--- start of Information shown ---

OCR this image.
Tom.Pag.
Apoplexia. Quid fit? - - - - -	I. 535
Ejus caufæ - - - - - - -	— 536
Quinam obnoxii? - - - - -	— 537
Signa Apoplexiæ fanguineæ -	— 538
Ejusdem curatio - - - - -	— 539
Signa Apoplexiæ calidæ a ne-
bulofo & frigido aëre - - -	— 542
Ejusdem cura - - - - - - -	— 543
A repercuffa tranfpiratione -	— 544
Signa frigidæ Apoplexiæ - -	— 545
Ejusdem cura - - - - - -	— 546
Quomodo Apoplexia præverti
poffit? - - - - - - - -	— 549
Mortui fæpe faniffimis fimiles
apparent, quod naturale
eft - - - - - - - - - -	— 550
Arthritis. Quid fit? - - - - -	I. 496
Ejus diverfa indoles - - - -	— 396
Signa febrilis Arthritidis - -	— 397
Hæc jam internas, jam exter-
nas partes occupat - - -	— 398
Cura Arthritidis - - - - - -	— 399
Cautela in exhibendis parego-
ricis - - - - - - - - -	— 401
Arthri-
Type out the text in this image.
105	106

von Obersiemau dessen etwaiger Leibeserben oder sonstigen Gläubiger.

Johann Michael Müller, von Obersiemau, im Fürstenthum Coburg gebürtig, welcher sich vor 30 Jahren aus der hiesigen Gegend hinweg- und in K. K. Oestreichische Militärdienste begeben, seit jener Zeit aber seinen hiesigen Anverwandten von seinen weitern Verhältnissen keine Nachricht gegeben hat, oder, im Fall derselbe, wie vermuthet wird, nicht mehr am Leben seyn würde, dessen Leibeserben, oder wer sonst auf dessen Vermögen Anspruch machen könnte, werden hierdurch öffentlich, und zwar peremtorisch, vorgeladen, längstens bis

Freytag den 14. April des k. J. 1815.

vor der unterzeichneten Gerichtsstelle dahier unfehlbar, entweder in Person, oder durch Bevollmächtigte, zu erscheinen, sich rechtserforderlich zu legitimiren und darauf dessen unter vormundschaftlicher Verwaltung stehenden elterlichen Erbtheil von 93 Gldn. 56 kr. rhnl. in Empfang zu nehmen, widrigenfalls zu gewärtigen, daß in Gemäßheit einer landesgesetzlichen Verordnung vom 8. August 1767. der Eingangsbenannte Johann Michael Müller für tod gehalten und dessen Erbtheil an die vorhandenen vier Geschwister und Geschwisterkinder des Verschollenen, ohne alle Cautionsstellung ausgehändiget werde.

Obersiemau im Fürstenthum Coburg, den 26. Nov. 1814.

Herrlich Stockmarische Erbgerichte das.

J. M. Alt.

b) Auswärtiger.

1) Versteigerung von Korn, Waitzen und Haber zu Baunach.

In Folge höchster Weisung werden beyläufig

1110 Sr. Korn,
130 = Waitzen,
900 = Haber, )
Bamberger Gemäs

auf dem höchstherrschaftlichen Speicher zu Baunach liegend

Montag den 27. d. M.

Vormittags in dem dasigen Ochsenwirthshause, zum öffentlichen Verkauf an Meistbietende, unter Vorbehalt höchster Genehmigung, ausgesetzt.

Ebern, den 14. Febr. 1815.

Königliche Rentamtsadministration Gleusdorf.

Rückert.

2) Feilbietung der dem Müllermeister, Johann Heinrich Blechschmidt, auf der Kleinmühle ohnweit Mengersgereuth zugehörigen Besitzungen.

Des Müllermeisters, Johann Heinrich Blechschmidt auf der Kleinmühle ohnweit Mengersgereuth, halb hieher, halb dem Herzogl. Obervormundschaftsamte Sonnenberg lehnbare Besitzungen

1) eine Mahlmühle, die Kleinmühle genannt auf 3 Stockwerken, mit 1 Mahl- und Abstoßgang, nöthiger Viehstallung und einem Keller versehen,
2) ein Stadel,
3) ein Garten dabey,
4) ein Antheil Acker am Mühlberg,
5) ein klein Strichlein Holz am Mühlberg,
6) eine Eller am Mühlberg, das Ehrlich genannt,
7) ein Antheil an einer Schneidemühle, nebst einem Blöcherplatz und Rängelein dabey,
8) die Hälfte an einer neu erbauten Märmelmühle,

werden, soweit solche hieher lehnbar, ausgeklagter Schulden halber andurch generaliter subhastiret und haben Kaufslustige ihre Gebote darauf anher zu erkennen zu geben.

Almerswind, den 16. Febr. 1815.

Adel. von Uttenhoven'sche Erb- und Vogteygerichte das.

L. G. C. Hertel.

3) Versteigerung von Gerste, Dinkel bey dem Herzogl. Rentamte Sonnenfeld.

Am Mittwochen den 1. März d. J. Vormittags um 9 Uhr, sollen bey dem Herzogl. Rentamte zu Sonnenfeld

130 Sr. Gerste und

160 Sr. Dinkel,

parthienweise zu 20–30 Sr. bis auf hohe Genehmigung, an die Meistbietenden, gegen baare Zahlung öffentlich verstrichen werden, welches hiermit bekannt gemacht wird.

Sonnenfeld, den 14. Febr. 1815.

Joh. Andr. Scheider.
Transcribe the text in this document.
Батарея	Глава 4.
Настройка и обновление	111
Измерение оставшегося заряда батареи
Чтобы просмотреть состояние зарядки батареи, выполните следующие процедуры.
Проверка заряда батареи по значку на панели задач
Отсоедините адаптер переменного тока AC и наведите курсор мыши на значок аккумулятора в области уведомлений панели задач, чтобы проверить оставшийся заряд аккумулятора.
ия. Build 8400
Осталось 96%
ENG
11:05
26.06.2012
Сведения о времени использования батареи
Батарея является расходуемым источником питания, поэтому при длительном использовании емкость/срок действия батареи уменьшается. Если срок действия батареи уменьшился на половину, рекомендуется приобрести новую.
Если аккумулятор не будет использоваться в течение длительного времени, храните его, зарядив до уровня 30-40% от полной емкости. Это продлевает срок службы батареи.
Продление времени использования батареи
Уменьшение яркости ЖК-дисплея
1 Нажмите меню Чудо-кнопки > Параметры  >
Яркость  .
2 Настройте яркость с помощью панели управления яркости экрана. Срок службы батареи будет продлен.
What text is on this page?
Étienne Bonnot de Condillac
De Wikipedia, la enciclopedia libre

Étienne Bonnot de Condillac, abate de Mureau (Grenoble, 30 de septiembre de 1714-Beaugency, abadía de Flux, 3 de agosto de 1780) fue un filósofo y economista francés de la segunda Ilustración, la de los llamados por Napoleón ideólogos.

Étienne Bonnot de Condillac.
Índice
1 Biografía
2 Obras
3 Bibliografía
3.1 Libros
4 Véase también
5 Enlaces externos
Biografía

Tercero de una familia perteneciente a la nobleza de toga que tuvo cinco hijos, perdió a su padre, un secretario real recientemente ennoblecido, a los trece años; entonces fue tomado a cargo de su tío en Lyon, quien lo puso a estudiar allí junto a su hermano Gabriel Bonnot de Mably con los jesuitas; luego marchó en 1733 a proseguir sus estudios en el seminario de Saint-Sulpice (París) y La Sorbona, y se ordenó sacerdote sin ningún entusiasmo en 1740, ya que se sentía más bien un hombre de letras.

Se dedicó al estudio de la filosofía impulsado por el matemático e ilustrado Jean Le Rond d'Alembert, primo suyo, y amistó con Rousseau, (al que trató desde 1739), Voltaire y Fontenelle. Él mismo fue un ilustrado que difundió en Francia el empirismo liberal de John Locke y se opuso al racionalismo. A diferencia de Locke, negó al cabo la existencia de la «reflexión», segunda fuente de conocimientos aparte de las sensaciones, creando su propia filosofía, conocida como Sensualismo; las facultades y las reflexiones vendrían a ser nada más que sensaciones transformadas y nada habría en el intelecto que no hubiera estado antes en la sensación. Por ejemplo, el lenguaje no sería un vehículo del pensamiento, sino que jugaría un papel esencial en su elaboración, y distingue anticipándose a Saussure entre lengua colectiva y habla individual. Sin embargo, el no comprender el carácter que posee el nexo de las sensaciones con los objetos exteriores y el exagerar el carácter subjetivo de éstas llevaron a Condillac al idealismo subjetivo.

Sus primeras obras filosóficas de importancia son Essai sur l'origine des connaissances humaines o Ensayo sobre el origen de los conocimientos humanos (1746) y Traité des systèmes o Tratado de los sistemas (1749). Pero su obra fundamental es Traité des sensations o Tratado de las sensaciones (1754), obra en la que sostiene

--- end of Information shown ---

Problem to work on »
Respond with the number of lines containing "this" and no additional words.

Reply »
4